## Task directions
Scan the material and copy every line in which "踩法如图" appears.

-- start --

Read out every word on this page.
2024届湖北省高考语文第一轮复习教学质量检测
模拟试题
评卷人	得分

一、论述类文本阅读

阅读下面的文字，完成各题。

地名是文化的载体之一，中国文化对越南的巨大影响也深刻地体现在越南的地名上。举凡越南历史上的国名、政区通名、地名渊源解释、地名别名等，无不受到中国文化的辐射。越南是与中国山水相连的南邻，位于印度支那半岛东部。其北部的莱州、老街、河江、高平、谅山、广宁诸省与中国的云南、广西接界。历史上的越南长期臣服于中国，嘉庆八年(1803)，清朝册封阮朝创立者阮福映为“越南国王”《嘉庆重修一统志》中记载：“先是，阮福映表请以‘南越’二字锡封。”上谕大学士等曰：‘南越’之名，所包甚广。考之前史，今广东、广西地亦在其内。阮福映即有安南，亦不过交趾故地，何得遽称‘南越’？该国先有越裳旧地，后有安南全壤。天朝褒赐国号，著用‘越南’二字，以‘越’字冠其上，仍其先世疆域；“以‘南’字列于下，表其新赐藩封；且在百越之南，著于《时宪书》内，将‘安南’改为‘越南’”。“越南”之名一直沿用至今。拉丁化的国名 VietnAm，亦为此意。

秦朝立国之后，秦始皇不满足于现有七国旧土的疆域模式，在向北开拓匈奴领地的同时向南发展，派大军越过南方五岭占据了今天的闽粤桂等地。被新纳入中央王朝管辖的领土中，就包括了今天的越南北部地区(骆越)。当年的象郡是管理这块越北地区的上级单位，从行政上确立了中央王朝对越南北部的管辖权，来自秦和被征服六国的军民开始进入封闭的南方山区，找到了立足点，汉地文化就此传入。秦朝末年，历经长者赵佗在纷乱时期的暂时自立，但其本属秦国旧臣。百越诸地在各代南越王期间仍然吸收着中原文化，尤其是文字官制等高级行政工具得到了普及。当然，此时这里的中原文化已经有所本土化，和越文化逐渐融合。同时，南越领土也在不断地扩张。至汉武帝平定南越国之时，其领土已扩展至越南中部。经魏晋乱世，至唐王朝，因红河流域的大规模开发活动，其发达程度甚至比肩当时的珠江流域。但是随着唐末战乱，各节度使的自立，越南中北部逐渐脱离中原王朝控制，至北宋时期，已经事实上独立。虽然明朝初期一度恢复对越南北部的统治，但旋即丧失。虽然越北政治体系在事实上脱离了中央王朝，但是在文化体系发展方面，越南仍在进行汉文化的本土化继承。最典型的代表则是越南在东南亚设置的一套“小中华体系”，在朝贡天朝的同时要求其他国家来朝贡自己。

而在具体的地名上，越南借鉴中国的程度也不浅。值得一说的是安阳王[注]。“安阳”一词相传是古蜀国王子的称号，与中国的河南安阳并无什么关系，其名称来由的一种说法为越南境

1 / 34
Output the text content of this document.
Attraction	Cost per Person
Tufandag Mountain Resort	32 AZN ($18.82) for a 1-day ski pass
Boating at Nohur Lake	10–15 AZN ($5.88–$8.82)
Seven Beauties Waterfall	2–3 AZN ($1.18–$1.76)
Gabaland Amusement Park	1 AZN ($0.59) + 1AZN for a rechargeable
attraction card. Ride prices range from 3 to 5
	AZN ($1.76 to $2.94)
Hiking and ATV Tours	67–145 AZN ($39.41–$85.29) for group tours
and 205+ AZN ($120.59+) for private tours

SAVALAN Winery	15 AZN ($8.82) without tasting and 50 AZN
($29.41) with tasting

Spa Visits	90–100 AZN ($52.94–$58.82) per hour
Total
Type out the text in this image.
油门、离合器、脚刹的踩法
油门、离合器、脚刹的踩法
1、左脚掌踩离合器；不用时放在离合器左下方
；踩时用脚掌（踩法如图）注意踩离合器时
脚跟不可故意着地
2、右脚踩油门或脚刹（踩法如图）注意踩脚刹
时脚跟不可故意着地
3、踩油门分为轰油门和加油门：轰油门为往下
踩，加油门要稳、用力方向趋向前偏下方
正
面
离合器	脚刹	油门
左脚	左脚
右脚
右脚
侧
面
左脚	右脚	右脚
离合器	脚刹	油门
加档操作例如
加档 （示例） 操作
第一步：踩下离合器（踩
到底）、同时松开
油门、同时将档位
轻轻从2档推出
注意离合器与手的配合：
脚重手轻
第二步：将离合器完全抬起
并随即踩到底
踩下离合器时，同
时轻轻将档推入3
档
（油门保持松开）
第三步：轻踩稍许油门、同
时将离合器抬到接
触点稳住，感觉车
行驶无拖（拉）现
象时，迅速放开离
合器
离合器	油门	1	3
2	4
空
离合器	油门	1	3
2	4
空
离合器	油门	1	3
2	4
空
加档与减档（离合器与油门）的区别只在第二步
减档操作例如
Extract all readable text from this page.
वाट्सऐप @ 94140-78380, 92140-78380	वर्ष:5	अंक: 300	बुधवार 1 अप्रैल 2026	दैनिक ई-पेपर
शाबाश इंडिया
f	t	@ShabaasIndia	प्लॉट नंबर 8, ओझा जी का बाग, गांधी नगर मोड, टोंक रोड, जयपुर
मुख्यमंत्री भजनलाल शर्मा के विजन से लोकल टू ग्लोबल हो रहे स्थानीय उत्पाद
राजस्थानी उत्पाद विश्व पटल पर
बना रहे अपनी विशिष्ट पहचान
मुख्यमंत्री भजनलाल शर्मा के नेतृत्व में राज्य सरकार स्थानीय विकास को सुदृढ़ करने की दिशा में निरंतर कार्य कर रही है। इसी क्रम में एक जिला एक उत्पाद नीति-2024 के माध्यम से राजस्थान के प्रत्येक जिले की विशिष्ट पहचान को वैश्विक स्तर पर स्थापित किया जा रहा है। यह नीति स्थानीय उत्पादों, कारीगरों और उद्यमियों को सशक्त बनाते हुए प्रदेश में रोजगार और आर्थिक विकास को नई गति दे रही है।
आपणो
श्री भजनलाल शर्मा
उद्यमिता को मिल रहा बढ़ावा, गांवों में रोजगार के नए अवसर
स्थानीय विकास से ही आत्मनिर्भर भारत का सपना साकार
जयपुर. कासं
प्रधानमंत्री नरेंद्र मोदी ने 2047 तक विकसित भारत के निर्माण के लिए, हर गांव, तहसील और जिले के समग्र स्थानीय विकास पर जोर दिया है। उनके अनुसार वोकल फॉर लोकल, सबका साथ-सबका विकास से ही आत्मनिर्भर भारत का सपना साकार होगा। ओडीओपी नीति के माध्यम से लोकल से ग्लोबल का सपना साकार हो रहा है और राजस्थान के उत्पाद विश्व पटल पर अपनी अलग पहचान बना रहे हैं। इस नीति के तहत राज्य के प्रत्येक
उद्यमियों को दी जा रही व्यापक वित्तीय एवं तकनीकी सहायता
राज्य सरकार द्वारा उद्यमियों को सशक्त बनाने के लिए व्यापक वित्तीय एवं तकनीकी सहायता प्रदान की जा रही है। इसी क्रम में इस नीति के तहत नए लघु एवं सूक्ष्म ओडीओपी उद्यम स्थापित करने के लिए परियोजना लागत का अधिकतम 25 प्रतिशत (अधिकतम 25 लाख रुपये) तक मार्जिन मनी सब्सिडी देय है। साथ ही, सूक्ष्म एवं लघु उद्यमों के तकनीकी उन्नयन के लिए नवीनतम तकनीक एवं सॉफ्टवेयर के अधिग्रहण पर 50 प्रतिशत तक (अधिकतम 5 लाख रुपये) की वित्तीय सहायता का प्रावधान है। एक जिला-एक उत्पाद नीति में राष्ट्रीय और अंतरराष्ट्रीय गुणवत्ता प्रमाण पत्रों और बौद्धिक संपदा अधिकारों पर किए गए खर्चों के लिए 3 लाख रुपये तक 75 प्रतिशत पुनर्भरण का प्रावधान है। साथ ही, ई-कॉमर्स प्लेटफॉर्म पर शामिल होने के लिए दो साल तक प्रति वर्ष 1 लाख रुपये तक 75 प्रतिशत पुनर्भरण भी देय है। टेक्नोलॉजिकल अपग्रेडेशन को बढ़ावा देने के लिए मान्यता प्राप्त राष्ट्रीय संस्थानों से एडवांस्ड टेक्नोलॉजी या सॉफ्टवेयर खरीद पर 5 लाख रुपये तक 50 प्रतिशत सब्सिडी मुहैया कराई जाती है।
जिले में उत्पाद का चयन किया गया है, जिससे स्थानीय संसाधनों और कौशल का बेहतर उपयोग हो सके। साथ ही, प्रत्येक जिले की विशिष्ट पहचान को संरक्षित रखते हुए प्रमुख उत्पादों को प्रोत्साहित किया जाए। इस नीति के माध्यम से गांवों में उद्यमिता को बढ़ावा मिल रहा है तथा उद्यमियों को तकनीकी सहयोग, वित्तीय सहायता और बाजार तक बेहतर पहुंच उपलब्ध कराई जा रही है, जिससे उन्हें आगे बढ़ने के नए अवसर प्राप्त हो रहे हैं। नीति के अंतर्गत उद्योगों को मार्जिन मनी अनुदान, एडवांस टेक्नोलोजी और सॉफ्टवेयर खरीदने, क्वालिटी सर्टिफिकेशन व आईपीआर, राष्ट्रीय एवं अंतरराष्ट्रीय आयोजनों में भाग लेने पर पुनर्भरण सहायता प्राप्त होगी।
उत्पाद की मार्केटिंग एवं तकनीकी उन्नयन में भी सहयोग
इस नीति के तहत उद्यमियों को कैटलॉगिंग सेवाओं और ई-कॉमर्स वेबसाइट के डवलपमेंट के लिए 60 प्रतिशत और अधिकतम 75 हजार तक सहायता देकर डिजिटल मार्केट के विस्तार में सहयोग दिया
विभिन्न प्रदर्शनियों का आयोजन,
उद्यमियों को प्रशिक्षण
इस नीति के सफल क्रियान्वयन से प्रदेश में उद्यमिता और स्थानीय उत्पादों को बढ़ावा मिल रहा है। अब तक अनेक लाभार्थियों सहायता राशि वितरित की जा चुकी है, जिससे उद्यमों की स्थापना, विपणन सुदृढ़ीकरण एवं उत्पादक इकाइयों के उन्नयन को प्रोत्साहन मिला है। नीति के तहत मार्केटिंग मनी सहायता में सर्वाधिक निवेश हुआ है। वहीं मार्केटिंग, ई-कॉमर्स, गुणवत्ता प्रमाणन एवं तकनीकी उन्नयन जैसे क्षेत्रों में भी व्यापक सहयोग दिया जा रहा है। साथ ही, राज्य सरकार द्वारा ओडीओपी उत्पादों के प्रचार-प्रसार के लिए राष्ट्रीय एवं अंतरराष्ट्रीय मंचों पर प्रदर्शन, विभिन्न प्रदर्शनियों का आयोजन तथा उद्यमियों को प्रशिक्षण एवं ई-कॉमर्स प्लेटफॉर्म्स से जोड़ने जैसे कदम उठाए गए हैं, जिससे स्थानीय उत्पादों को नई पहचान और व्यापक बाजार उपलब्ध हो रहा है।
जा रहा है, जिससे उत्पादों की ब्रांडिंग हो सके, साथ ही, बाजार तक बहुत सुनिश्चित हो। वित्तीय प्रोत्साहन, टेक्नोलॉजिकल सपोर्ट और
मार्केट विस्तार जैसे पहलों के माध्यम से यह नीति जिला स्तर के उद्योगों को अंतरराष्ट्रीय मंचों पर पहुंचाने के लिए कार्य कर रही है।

-- end --

## Response for this exercise
；踩时用脚掌（踩法如图）注意踩离合器时
2、右脚踩油门或脚刹（踩法如图）注意踩脚刹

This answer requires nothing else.